▶ **Stated exercise**: Reproduce each line of the following data verbatim, keeping every character, box coordinate, and line order unchanged.

##### Material shown #####

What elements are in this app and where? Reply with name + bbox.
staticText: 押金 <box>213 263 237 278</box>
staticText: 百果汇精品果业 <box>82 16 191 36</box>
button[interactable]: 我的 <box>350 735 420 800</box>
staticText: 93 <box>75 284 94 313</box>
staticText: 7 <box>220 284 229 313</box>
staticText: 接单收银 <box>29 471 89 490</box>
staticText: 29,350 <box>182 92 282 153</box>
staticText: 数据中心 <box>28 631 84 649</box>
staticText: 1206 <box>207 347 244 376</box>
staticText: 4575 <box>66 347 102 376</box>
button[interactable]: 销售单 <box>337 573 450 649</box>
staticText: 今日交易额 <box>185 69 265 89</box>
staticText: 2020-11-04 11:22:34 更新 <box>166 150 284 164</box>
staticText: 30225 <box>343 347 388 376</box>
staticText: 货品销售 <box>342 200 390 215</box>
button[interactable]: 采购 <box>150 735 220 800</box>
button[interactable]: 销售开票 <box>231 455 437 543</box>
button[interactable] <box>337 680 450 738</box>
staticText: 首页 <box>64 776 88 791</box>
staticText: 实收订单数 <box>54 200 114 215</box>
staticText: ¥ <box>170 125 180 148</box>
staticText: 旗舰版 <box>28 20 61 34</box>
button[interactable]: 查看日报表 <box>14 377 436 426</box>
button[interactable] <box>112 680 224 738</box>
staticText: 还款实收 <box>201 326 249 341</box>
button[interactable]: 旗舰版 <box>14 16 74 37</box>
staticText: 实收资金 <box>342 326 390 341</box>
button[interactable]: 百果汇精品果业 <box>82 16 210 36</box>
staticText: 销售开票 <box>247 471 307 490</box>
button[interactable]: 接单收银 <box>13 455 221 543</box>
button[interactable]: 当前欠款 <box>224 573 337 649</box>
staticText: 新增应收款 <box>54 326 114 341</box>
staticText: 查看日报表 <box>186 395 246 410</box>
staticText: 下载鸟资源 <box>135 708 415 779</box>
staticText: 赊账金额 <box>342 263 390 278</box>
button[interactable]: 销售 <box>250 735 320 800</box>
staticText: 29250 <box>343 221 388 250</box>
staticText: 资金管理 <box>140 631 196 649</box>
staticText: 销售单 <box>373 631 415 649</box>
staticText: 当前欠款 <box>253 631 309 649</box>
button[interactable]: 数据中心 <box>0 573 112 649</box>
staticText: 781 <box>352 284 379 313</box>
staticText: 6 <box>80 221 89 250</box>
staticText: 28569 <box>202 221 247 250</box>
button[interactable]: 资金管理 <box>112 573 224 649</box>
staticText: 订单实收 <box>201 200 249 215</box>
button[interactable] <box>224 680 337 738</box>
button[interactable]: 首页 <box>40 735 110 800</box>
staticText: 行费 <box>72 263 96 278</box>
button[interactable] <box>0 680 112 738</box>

#####

▶ **Full solution**:
What elements are in this app and where? Reply with name + bbox.
staticText: 押金 <box>213 263 237 278</box>
staticText: 百果汇精品果业 <box>82 16 191 36</box>
button[interactable]: 我的 <box>350 735 420 800</box>
staticText: 93 <box>75 284 94 313</box>
staticText: 7 <box>220 284 229 313</box>
staticText: 接单收银 <box>29 471 89 490</box>
staticText: 29,350 <box>182 92 282 153</box>
staticText: 数据中心 <box>28 631 84 649</box>
staticText: 1206 <box>207 347 244 376</box>
staticText: 4575 <box>66 347 102 376</box>
button[interactable]: 销售单 <box>337 573 450 649</box>
staticText: 今日交易额 <box>185 69 265 89</box>
staticText: 2020-11-04 11:22:34 更新 <box>166 150 284 164</box>
staticText: 30225 <box>343 347 388 376</box>
staticText: 货品销售 <box>342 200 390 215</box>
button[interactable]: 采购 <box>150 735 220 800</box>
button[interactable]: 销售开票 <box>231 455 437 543</box>
button[interactable] <box>337 680 450 738</box>
staticText: 首页 <box>64 776 88 791</box>
staticText: 实收订单数 <box>54 200 114 215</box>
staticText: ¥ <box>170 125 180 148</box>
staticText: 旗舰版 <box>28 20 61 34</box>
button[interactable]: 查看日报表 <box>14 377 436 426</box>
button[interactable] <box>112 680 224 738</box>
staticText: 还款实收 <box>201 326 249 341</box>
button[interactable]: 旗舰版 <box>14 16 74 37</box>
staticText: 实收资金 <box>342 326 390 341</box>
button[interactable]: 百果汇精品果业 <box>82 16 210 36</box>
staticText: 销售开票 <box>247 471 307 490</box>
button[interactable]: 接单收银 <box>13 455 221 543</box>
button[interactable]: 当前欠款 <box>224 573 337 649</box>
staticText: 新增应收款 <box>54 326 114 341</box>
staticText: 查看日报表 <box>186 395 246 410</box>
staticText: 下载鸟资源 <box>135 708 415 779</box>
staticText: 赊账金额 <box>342 263 390 278</box>
button[interactable]: 销售 <box>250 735 320 800</box>
staticText: 29250 <box>343 221 388 250</box>
staticText: 资金管理 <box>140 631 196 649</box>
staticText: 销售单 <box>373 631 415 649</box>
staticText: 当前欠款 <box>253 631 309 649</box>
button[interactable]: 数据中心 <box>0 573 112 649</box>
staticText: 781 <box>352 284 379 313</box>
staticText: 6 <box>80 221 89 250</box>
staticText: 28569 <box>202 221 247 250</box>
button[interactable]: 资金管理 <box>112 573 224 649</box>
staticText: 订单实收 <box>201 200 249 215</box>
button[interactable] <box>224 680 337 738</box>
button[interactable]: 首页 <box>40 735 110 800</box>
staticText: 行费 <box>72 263 96 278</box>
button[interactable] <box>0 680 112 738</box>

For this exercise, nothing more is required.